(Spatial layout data)

◇ ◇ ◇ ◇ ◇ ◇ ◇

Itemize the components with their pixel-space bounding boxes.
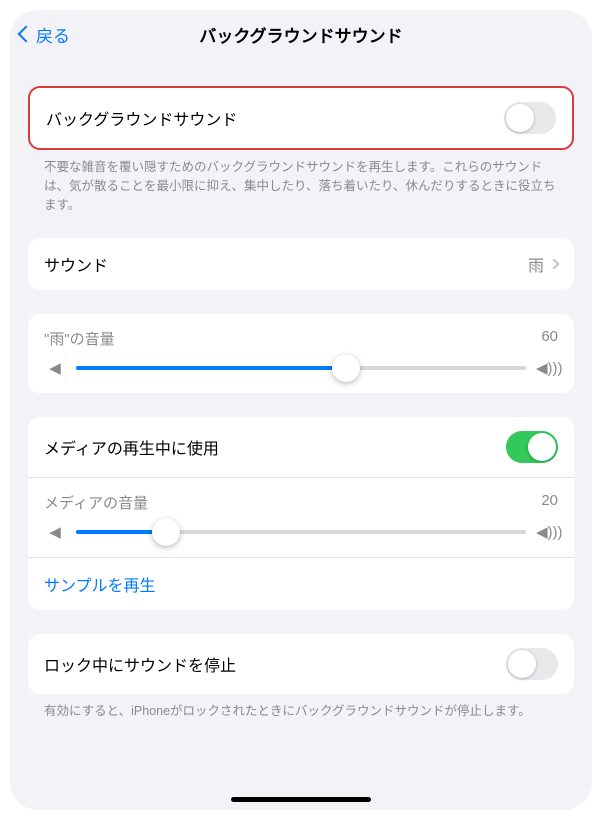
background-sound-toggle-group: バックグラウンドサウンド — [28, 86, 574, 150]
chevron-right-icon — [548, 259, 559, 270]
use-during-media-row[interactable]: メディアの再生中に使用 — [28, 417, 574, 477]
stop-on-lock-footer: 有効にすると、iPhoneがロックされたときにバックグラウンドサウンドが停止しま… — [28, 694, 574, 721]
background-sound-toggle[interactable] — [504, 102, 556, 134]
sound-select-label: サウンド — [44, 252, 528, 276]
media-group: メディアの再生中に使用 メディアの音量 20 ◀ ◀))) — [28, 417, 574, 610]
sound-select-group: サウンド 雨 — [28, 238, 574, 290]
speaker-low-icon: ◀ — [44, 359, 66, 377]
back-label: 戻る — [36, 22, 70, 47]
home-indicator[interactable] — [231, 797, 371, 802]
sound-volume-slider[interactable] — [76, 366, 526, 370]
background-sound-toggle-label: バックグラウンドサウンド — [46, 106, 504, 130]
sound-volume-value: 60 — [541, 328, 558, 349]
sound-volume-label: "雨"の音量 — [44, 328, 115, 349]
stop-on-lock-toggle[interactable] — [506, 648, 558, 680]
navigation-bar: 戻る バックグラウンドサウンド — [10, 10, 592, 58]
speaker-low-icon: ◀ — [44, 523, 66, 541]
sound-select-row[interactable]: サウンド 雨 — [28, 238, 574, 290]
use-during-media-label: メディアの再生中に使用 — [44, 435, 506, 459]
stop-on-lock-row[interactable]: ロック中にサウンドを停止 — [28, 634, 574, 694]
settings-screen: 戻る バックグラウンドサウンド バックグラウンドサウンド 不要な雑音を覆い隠すた… — [10, 10, 592, 810]
page-title: バックグラウンドサウンド — [10, 22, 592, 47]
media-volume-slider[interactable] — [76, 530, 526, 534]
back-button[interactable]: 戻る — [20, 22, 70, 47]
sound-volume-row: "雨"の音量 60 ◀ ◀))) — [28, 314, 574, 393]
sound-select-value: 雨 — [528, 252, 544, 276]
use-during-media-toggle[interactable] — [506, 431, 558, 463]
stop-on-lock-label: ロック中にサウンドを停止 — [44, 652, 506, 676]
background-sound-footer: 不要な雑音を覆い隠すためのバックグラウンドサウンドを再生します。これらのサウンド… — [28, 150, 574, 214]
volume-group: "雨"の音量 60 ◀ ◀))) — [28, 314, 574, 393]
speaker-high-icon: ◀))) — [536, 359, 558, 377]
media-volume-value: 20 — [541, 492, 558, 513]
speaker-high-icon: ◀))) — [536, 523, 558, 541]
background-sound-toggle-row[interactable]: バックグラウンドサウンド — [30, 88, 572, 148]
chevron-left-icon — [18, 26, 35, 43]
play-sample-row[interactable]: サンプルを再生 — [28, 557, 574, 610]
media-volume-row: メディアの音量 20 ◀ ◀))) — [28, 477, 574, 557]
stop-on-lock-group: ロック中にサウンドを停止 — [28, 634, 574, 694]
content-scroll[interactable]: バックグラウンドサウンド 不要な雑音を覆い隠すためのバックグラウンドサウンドを再… — [10, 58, 592, 761]
media-volume-label: メディアの音量 — [44, 492, 148, 513]
play-sample-link: サンプルを再生 — [44, 572, 156, 596]
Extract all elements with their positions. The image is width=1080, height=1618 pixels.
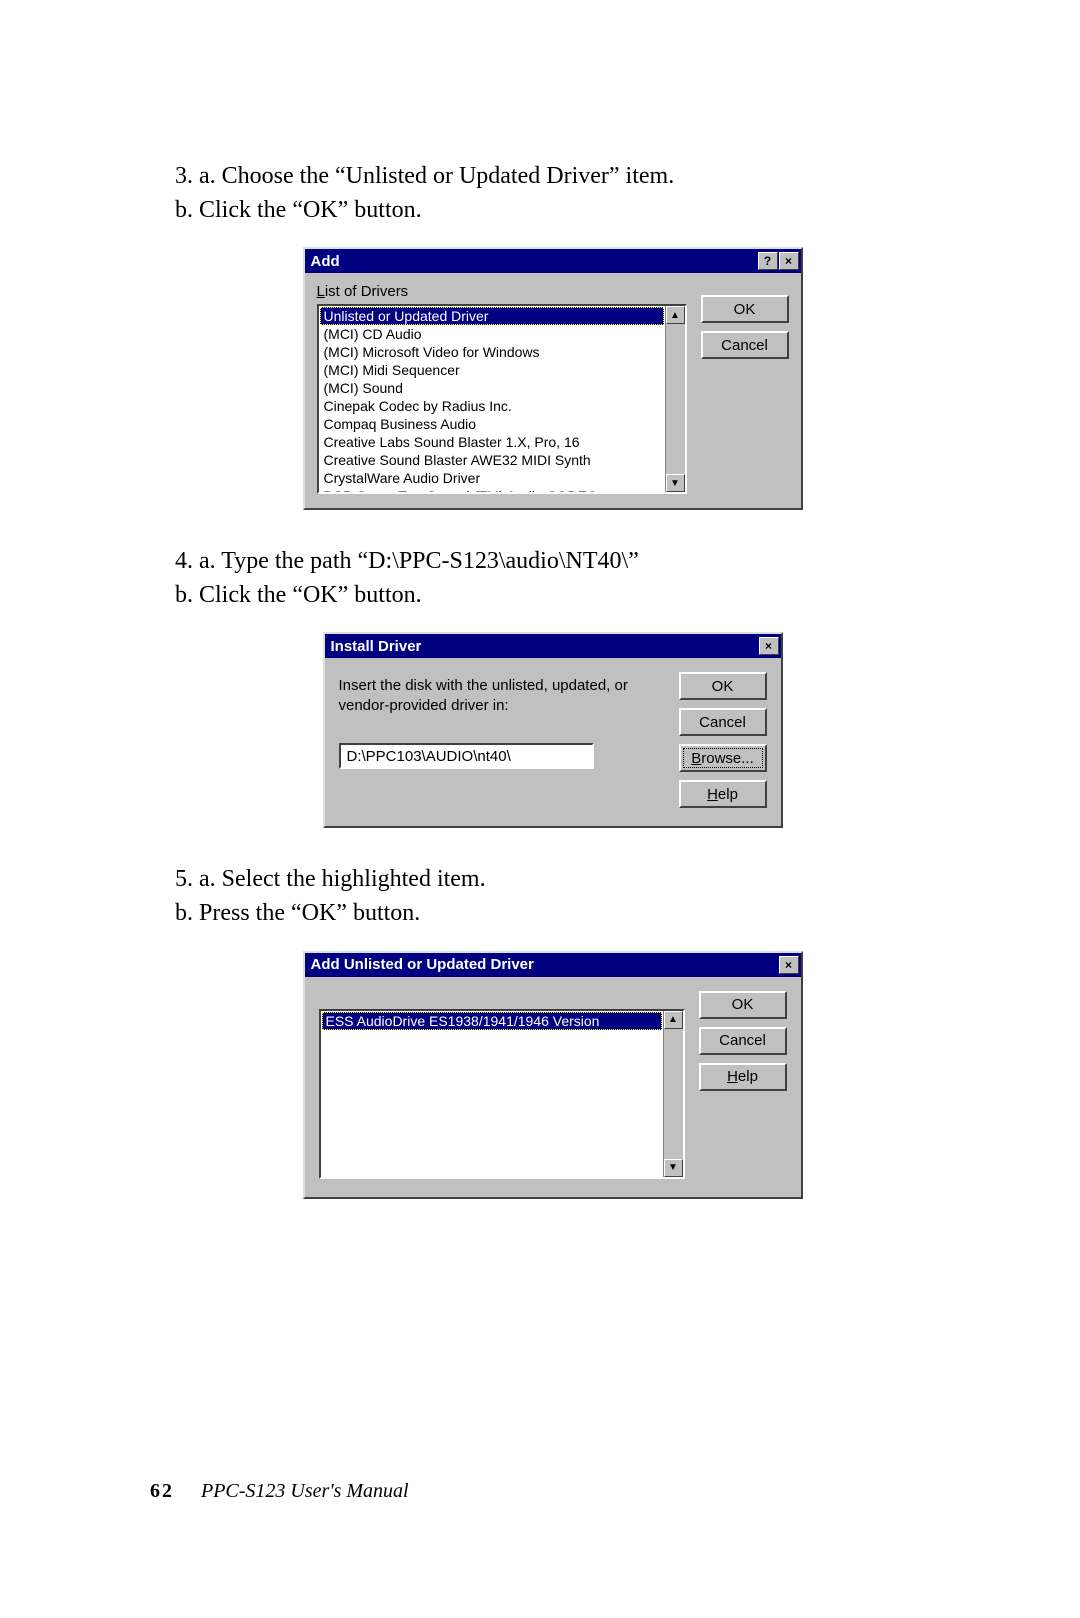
step-5-text: 5. a. Select the highlighted item. b. Pr… [175,863,930,930]
titlebar: Add Unlisted or Updated Driver × [305,953,801,977]
dialog-add: Add ? × List of Drivers Unlisted or Upda… [303,247,803,510]
page-number: 62 [150,1480,174,1502]
dialog-title: Add Unlisted or Updated Driver [311,956,534,973]
scroll-up-icon[interactable]: ▲ [666,306,685,324]
install-prompt: Insert the disk with the unlisted, updat… [339,676,665,715]
cancel-button[interactable]: Cancel [699,1027,787,1055]
manual-name: PPC-S123 User's Manual [201,1480,409,1502]
titlebar: Install Driver × [325,634,781,658]
cancel-button[interactable]: Cancel [679,708,767,736]
close-icon[interactable]: × [759,637,779,655]
list-item[interactable]: ESS AudioDrive ES1938/1941/1946 Version [322,1012,662,1030]
list-item[interactable]: (MCI) Microsoft Video for Windows [320,343,664,361]
dialog-add-unlisted: Add Unlisted or Updated Driver × ESS Aud… [303,951,803,1199]
ok-button[interactable]: OK [679,672,767,700]
dialog-add-wrap: Add ? × List of Drivers Unlisted or Upda… [175,247,930,510]
scroll-down-icon[interactable]: ▼ [666,474,685,492]
dialog-title: Add [311,253,340,270]
dialog-install-driver: Install Driver × Insert the disk with th… [323,632,783,828]
scroll-up-icon[interactable]: ▲ [664,1011,683,1029]
step-4-text: 4. a. Type the path “D:\PPC-S123\audio\N… [175,545,930,612]
close-icon[interactable]: × [779,956,799,974]
list-item[interactable]: (MCI) Midi Sequencer [320,361,664,379]
page-footer: 62 PPC-S123 User's Manual [150,1480,409,1503]
list-label: List of Drivers [317,283,687,300]
list-item[interactable]: Compaq Business Audio [320,415,664,433]
scroll-down-icon[interactable]: ▼ [664,1159,683,1177]
list-item[interactable]: Creative Sound Blaster AWE32 MIDI Synth [320,451,664,469]
list-item[interactable]: Creative Labs Sound Blaster 1.X, Pro, 16 [320,433,664,451]
ok-button[interactable]: OK [699,991,787,1019]
cancel-button[interactable]: Cancel [701,331,789,359]
titlebar: Add ? × [305,249,801,273]
driver-listbox[interactable]: ESS AudioDrive ES1938/1941/1946 Version … [319,1009,685,1179]
driver-listbox[interactable]: Unlisted or Updated Driver (MCI) CD Audi… [317,304,687,494]
list-item[interactable]: Unlisted or Updated Driver [320,307,664,325]
step-3-text: 3. a. Choose the “Unlisted or Updated Dr… [175,160,930,227]
help-button[interactable]: Help [679,780,767,808]
help-icon[interactable]: ? [758,252,778,270]
list-item[interactable]: CrystalWare Audio Driver [320,469,664,487]
list-item[interactable]: DSP Group TrueSpeech(TM) Audio CODEC [320,487,664,492]
help-button[interactable]: Help [699,1063,787,1091]
path-input[interactable]: D:\PPC103\AUDIO\nt40\ [339,743,594,769]
browse-button[interactable]: Browse... [679,744,767,772]
ok-button[interactable]: OK [701,295,789,323]
list-item[interactable]: (MCI) CD Audio [320,325,664,343]
close-icon[interactable]: × [779,252,799,270]
list-item[interactable]: Cinepak Codec by Radius Inc. [320,397,664,415]
dialog-unlisted-wrap: Add Unlisted or Updated Driver × ESS Aud… [175,951,930,1199]
dialog-install-wrap: Install Driver × Insert the disk with th… [175,632,930,828]
list-item[interactable]: (MCI) Sound [320,379,664,397]
scrollbar[interactable]: ▲ ▼ [665,306,685,492]
dialog-title: Install Driver [331,638,422,655]
scrollbar[interactable]: ▲ ▼ [663,1011,683,1177]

◇ ◇ ◇ ◇ ◇ ◇ ◇

» **Problem requirements**
Copy the rows word for word, from the line with "step-5-text: 5. a." to the line with "scroll-up-icon[interactable]: ▲ [666,306,685,324]", including both of those lines.

» **The solution**
step-5-text: 5. a. Select the highlighted item. b. Pr… [175,863,930,930]
titlebar: Add Unlisted or Updated Driver × [305,953,801,977]
dialog-add: Add ? × List of Drivers Unlisted or Upda… [303,247,803,510]
page-number: 62 [150,1480,174,1502]
dialog-title: Add Unlisted or Updated Driver [311,956,534,973]
scroll-up-icon[interactable]: ▲ [666,306,685,324]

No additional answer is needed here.